* Begin Records supplied *

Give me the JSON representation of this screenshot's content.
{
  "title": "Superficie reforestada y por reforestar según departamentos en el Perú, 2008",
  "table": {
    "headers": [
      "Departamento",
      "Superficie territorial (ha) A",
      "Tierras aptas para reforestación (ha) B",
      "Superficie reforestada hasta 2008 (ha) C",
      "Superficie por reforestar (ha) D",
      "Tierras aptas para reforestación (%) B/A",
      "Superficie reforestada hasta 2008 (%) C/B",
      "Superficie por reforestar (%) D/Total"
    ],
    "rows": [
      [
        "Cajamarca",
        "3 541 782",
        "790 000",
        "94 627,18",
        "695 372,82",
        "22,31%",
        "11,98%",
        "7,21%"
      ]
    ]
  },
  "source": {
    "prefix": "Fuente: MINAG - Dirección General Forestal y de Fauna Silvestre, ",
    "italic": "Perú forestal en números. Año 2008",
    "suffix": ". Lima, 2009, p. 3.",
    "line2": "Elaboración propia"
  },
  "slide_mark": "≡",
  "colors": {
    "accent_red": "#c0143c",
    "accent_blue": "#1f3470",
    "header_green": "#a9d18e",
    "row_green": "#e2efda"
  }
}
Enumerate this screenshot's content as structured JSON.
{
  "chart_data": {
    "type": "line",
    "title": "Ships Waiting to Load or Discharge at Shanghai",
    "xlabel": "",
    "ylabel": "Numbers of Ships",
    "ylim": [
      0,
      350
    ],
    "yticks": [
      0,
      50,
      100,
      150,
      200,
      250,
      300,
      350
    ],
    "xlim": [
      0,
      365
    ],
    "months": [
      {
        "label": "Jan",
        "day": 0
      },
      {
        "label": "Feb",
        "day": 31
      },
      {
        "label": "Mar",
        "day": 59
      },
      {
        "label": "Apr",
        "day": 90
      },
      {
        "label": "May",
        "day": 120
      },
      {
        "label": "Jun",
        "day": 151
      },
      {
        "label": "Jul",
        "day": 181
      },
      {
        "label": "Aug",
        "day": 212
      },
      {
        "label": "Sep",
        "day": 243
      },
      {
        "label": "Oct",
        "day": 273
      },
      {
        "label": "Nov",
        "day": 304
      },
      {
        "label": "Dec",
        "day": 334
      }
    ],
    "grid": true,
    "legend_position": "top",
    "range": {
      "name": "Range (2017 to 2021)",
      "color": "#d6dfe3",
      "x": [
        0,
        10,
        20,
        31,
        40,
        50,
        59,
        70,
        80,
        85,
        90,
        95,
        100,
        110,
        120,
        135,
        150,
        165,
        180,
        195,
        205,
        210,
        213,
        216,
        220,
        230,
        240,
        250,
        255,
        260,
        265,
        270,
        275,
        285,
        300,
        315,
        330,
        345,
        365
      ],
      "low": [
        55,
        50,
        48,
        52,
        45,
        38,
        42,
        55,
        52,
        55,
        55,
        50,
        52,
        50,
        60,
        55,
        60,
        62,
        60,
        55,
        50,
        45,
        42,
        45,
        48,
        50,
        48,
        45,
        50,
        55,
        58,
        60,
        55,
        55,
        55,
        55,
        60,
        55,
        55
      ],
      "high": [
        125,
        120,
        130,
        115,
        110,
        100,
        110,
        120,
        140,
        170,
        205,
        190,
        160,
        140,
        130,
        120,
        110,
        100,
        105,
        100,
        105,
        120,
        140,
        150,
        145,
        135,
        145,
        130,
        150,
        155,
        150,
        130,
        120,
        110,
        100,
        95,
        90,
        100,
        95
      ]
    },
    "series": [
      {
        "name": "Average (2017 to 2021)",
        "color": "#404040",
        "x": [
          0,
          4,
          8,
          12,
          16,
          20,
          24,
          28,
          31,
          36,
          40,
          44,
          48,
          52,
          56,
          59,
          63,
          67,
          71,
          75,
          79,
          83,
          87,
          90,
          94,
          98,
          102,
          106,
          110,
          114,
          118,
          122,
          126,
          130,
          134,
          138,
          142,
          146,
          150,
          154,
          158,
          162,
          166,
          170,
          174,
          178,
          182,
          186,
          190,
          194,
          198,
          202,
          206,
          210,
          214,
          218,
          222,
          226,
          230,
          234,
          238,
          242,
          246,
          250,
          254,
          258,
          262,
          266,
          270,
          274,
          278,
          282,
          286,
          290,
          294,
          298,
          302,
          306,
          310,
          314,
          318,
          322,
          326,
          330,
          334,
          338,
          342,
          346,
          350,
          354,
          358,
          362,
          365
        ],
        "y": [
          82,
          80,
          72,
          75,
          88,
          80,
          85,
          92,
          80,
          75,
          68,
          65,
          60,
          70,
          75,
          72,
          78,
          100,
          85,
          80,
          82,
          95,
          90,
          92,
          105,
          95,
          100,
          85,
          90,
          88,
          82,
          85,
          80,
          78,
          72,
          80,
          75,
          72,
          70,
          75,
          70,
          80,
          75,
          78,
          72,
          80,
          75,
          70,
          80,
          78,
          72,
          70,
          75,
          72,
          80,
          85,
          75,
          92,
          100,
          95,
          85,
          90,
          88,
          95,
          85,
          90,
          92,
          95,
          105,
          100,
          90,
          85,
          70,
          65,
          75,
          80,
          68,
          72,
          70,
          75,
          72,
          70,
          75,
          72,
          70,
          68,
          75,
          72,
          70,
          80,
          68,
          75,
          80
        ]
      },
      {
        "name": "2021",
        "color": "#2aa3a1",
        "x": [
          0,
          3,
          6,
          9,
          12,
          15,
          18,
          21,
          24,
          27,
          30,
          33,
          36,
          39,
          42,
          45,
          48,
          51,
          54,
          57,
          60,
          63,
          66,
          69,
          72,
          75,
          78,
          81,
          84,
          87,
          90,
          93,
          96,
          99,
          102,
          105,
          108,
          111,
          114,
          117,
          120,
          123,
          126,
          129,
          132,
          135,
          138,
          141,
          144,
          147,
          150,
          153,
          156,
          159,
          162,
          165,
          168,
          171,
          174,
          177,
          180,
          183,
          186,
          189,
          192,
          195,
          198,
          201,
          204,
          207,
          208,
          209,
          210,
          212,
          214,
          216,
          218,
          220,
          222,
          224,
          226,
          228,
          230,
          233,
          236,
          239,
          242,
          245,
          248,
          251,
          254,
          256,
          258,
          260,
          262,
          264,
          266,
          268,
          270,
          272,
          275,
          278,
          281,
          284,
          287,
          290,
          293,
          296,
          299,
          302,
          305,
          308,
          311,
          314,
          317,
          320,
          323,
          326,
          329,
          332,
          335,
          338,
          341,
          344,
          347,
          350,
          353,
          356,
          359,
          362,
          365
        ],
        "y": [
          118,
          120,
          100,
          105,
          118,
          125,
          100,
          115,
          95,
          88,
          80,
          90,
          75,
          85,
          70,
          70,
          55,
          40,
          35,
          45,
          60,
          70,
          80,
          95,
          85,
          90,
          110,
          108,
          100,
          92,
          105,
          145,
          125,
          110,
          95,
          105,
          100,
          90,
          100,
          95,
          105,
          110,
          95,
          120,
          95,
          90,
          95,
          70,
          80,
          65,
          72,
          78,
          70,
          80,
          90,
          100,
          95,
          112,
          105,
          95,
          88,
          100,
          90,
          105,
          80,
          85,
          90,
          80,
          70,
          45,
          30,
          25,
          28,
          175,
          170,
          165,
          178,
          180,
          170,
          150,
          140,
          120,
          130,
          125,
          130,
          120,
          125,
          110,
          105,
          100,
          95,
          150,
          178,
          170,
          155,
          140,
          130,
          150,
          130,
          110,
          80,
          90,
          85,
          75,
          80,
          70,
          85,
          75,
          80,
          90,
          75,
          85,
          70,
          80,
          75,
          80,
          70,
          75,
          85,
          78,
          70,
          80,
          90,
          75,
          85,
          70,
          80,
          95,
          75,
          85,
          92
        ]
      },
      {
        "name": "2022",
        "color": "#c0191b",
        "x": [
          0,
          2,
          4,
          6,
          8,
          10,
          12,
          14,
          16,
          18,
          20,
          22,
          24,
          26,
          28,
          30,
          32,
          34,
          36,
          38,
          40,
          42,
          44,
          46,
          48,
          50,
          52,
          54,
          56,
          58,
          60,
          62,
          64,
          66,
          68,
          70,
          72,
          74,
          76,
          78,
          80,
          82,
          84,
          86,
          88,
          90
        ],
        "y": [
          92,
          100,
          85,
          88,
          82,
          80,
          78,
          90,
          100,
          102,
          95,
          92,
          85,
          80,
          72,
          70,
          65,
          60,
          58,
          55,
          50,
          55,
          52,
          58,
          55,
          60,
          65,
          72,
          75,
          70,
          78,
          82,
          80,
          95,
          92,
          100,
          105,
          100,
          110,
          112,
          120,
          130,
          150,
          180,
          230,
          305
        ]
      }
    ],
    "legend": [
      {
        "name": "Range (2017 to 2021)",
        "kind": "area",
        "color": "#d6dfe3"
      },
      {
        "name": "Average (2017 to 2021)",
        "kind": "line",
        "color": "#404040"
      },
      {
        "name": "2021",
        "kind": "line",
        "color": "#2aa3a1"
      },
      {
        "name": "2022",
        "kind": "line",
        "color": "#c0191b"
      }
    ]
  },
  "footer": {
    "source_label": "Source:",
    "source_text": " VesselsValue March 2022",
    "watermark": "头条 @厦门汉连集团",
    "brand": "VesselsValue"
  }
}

* End Records supplied *

### Goal
Return all lines with the word "screenshot" in them.

### Result below
Give me the JSON representation of this screenshot's content.
Enumerate this screenshot's content as structured JSON.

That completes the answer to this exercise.